-- WHAT YOU HAVE TO DO --
Transcribe every line, keeping it exact.

Saved entries
## Start

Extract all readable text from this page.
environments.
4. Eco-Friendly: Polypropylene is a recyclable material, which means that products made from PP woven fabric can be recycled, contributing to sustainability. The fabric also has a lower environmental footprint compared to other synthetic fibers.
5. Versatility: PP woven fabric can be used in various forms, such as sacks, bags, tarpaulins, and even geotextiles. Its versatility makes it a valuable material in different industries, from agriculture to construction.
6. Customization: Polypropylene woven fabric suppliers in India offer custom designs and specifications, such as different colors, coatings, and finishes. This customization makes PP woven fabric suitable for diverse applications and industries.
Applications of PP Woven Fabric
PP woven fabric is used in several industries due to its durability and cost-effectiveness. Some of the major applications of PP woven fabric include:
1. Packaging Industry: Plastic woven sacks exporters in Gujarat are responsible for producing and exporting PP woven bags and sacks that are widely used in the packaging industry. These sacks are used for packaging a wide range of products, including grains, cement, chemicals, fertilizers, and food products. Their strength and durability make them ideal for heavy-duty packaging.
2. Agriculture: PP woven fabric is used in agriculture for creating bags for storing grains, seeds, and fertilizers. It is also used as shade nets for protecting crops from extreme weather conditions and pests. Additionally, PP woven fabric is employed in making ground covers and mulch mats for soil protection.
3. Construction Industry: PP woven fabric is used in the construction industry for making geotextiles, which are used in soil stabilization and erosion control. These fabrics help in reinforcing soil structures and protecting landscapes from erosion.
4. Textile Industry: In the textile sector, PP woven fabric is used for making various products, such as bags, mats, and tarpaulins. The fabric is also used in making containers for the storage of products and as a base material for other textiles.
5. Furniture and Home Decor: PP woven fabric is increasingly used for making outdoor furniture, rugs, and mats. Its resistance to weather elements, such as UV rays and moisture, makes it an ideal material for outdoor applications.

## End

-- EXERCISE ANSWER --
Extract all readable text from this page.
environments.
4. Eco-Friendly: Polypropylene is a recyclable material, which means that products made from PP woven fabric can be recycled, contributing to sustainability. The fabric also has a lower environmental footprint compared to other synthetic fibers.
5. Versatility: PP woven fabric can be used in various forms, such as sacks, bags, tarpaulins, and even geotextiles. Its versatility makes it a valuable material in different industries, from agriculture to construction.
6. Customization: Polypropylene woven fabric suppliers in India offer custom designs and specifications, such as different colors, coatings, and finishes. This customization makes PP woven fabric suitable for diverse applications and industries.
Applications of PP Woven Fabric
PP woven fabric is used in several industries due to its durability and cost-effectiveness. Some of the major applications of PP woven fabric include:
1. Packaging Industry: Plastic woven sacks exporters in Gujarat are responsible for producing and exporting PP woven bags and sacks that are widely used in the packaging industry. These sacks are used for packaging a wide range of products, including grains, cement, chemicals, fertilizers, and food products. Their strength and durability make them ideal for heavy-duty packaging.
2. Agriculture: PP woven fabric is used in agriculture for creating bags for storing grains, seeds, and fertilizers. It is also used as shade nets for protecting crops from extreme weather conditions and pests. Additionally, PP woven fabric is employed in making ground covers and mulch mats for soil protection.
3. Construction Industry: PP woven fabric is used in the construction industry for making geotextiles, which are used in soil stabilization and erosion control. These fabrics help in reinforcing soil structures and protecting landscapes from erosion.
4. Textile Industry: In the textile sector, PP woven fabric is used for making various products, such as bags, mats, and tarpaulins. The fabric is also used in making containers for the storage of products and as a base material for other textiles.
5. Furniture and Home Decor: PP woven fabric is increasingly used for making outdoor furniture, rugs, and mats. Its resistance to weather elements, such as UV rays and moisture, makes it an ideal material for outdoor applications.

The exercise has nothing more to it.